Please repeat the items word for word, starting at the line that contains "Patent image size: (994, 924)." and ending at the line that contains "The frame F1 is at (746, 428).".

Dataset excerpts »
━━━━━━━━━━

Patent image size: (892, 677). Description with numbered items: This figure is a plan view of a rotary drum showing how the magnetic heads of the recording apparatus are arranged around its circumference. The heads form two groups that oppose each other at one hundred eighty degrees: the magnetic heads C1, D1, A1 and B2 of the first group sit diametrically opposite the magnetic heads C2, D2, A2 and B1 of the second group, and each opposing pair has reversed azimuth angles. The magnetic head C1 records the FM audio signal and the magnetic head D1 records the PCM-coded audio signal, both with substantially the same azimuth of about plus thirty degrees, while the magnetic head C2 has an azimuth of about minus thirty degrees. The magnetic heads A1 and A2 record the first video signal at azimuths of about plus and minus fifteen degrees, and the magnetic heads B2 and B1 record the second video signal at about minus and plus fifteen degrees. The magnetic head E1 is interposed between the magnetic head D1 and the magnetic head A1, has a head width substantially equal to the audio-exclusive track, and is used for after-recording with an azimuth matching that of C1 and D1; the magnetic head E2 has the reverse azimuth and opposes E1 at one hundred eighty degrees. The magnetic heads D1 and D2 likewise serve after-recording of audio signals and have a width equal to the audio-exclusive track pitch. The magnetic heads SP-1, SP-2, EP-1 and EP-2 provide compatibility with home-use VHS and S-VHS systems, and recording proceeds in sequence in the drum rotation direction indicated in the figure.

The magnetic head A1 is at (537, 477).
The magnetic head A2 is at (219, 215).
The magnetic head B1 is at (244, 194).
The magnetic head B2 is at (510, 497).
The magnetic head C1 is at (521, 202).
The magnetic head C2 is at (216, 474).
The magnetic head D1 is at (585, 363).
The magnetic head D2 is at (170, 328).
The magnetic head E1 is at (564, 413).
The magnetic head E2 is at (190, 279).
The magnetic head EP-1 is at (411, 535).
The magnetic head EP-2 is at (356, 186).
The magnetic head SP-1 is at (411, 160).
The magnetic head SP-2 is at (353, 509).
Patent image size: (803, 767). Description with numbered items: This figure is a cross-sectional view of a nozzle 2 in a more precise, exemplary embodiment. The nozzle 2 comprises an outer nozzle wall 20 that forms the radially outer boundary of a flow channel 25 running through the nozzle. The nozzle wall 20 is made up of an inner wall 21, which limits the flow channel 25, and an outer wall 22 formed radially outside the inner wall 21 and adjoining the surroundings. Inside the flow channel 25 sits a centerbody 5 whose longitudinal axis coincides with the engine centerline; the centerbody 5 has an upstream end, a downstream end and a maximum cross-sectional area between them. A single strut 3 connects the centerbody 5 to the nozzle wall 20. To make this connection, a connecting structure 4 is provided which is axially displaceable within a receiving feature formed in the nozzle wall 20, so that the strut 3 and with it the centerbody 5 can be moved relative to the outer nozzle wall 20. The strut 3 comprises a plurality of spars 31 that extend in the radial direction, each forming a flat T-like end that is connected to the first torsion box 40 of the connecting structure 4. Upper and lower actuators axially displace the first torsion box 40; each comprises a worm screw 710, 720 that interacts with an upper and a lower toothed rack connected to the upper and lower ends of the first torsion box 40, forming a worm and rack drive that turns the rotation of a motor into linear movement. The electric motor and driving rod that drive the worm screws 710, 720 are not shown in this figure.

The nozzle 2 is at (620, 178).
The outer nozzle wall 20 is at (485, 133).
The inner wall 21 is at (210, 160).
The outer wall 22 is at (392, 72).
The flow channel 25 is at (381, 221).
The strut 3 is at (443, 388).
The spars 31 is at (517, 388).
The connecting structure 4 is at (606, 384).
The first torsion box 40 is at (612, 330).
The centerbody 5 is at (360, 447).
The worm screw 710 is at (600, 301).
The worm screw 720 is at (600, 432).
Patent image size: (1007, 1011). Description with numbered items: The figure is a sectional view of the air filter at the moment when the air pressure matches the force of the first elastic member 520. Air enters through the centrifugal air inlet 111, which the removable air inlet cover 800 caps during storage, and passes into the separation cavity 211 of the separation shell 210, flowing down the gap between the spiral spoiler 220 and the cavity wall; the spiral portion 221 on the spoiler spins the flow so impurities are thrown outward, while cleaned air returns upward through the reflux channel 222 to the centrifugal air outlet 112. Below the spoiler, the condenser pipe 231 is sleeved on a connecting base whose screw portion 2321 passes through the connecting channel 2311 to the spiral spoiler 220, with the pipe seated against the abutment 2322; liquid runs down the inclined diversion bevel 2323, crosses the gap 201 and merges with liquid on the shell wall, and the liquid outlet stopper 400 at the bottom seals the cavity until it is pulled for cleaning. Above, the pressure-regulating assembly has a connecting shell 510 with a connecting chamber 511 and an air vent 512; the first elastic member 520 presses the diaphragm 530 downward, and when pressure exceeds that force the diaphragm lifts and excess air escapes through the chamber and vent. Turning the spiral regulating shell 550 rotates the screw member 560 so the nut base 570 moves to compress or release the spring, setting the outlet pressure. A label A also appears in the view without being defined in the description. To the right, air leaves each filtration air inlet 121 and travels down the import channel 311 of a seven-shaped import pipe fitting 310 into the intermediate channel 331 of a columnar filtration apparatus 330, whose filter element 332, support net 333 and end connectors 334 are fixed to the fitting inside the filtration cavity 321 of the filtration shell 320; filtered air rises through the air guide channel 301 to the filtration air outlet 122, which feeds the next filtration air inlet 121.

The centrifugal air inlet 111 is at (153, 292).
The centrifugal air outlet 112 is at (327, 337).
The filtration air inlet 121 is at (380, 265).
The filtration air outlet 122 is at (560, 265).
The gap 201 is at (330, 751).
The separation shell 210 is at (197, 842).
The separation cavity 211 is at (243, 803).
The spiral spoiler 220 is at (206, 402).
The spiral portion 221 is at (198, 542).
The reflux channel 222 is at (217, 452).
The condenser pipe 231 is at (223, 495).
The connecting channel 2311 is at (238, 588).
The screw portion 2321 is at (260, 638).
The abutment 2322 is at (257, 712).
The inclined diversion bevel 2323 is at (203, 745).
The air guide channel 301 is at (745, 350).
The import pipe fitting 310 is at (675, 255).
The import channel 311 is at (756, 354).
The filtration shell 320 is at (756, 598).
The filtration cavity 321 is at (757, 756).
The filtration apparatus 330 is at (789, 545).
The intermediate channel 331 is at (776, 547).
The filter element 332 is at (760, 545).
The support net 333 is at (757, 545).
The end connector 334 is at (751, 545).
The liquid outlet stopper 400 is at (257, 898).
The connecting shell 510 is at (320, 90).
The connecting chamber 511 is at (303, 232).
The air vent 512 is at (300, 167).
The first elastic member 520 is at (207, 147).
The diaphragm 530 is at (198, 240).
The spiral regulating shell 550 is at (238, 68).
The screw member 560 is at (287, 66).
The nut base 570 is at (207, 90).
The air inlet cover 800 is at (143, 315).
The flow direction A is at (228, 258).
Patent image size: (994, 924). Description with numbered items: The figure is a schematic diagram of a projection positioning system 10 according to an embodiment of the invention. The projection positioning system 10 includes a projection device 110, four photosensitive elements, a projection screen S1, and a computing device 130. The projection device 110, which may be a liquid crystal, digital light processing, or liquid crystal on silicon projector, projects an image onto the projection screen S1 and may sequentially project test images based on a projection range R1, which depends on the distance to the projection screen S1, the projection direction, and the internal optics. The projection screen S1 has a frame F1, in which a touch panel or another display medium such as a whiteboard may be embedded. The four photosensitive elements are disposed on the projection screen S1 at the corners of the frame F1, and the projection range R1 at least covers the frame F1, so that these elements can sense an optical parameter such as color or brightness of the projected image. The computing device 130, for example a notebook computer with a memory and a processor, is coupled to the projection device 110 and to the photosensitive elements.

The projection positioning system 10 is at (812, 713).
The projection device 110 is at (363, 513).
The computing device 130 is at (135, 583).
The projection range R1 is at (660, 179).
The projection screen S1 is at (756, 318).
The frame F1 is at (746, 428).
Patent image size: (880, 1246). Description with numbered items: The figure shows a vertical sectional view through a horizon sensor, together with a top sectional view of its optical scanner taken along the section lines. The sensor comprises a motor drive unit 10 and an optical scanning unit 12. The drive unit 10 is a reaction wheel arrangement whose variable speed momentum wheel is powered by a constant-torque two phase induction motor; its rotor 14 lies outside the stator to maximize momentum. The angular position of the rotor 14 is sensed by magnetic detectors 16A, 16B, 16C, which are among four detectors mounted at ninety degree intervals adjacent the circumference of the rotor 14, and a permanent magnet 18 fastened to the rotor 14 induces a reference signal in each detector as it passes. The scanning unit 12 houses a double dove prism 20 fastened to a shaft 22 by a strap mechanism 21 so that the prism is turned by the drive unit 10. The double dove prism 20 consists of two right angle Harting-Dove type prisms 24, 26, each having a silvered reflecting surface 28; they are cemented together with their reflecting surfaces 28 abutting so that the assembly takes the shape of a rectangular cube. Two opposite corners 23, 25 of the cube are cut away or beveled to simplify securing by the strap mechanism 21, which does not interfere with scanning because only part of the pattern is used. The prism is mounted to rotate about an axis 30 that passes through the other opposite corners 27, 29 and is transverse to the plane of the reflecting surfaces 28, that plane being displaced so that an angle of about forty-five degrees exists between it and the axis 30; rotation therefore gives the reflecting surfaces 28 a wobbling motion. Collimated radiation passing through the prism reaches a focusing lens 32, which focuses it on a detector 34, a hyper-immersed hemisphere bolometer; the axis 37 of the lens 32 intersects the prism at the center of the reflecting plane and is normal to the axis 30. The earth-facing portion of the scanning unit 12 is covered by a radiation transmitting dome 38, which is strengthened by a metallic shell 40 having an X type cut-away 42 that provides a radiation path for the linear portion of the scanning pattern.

━━━━━━━━━━

Solution to the exercise »
Patent image size: (994, 924). Description with numbered items: The figure is a schematic diagram of a projection positioning system 10 according to an embodiment of the invention. The projection positioning system 10 includes a projection device 110, four photosensitive elements, a projection screen S1, and a computing device 130. The projection device 110, which may be a liquid crystal, digital light processing, or liquid crystal on silicon projector, projects an image onto the projection screen S1 and may sequentially project test images based on a projection range R1, which depends on the distance to the projection screen S1, the projection direction, and the internal optics. The projection screen S1 has a frame F1, in which a touch panel or another display medium such as a whiteboard may be embedded. The four photosensitive elements are disposed on the projection screen S1 at the corners of the frame F1, and the projection range R1 at least covers the frame F1, so that these elements can sense an optical parameter such as color or brightness of the projected image. The computing device 130, for example a notebook computer with a memory and a processor, is coupled to the projection device 110 and to the photosensitive elements.

The projection positioning system 10 is at (812, 713).
The projection device 110 is at (363, 513).
The computing device 130 is at (135, 583).
The projection range R1 is at (660, 179).
The projection screen S1 is at (756, 318).
The frame F1 is at (746, 428).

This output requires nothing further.